[GIVEN INSTRUCTION]
Return the whole listing, keeping every character the same.

[PROVIDED DATA]
•••

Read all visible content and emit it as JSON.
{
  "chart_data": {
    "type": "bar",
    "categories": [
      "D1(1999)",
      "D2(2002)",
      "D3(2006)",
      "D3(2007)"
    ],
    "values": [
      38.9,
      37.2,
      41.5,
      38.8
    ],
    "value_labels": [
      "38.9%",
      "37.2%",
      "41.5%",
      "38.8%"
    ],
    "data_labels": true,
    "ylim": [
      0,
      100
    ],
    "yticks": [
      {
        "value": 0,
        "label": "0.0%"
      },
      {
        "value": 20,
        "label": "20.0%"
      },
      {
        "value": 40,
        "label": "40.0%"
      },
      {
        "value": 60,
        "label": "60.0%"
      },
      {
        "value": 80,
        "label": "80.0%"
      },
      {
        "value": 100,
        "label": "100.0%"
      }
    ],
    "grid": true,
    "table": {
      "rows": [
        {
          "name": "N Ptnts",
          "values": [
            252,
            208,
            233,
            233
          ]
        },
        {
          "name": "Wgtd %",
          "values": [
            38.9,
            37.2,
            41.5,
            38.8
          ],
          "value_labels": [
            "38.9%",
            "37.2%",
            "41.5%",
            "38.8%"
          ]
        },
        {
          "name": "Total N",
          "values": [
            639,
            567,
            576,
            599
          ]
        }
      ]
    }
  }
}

•••

[ANSWER TO THIS EXERCISE]
Read all visible content and emit it as JSON.
{
  "chart_data": {
    "type": "bar",
    "categories": [
      "D1(1999)",
      "D2(2002)",
      "D3(2006)",
      "D3(2007)"
    ],
    "values": [
      38.9,
      37.2,
      41.5,
      38.8
    ],
    "value_labels": [
      "38.9%",
      "37.2%",
      "41.5%",
      "38.8%"
    ],
    "data_labels": true,
    "ylim": [
      0,
      100
    ],
    "yticks": [
      {
        "value": 0,
        "label": "0.0%"
      },
      {
        "value": 20,
        "label": "20.0%"
      },
      {
        "value": 40,
        "label": "40.0%"
      },
      {
        "value": 60,
        "label": "60.0%"
      },
      {
        "value": 80,
        "label": "80.0%"
      },
      {
        "value": 100,
        "label": "100.0%"
      }
    ],
    "grid": true,
    "table": {
      "rows": [
        {
          "name": "N Ptnts",
          "values": [
            252,
            208,
            233,
            233
          ]
        },
        {
          "name": "Wgtd %",
          "values": [
            38.9,
            37.2,
            41.5,
            38.8
          ],
          "value_labels": [
            "38.9%",
            "37.2%",
            "41.5%",
            "38.8%"
          ]
        },
        {
          "name": "Total N",
          "values": [
            639,
            567,
            576,
            599
          ]
        }
      ]
    }
  }
}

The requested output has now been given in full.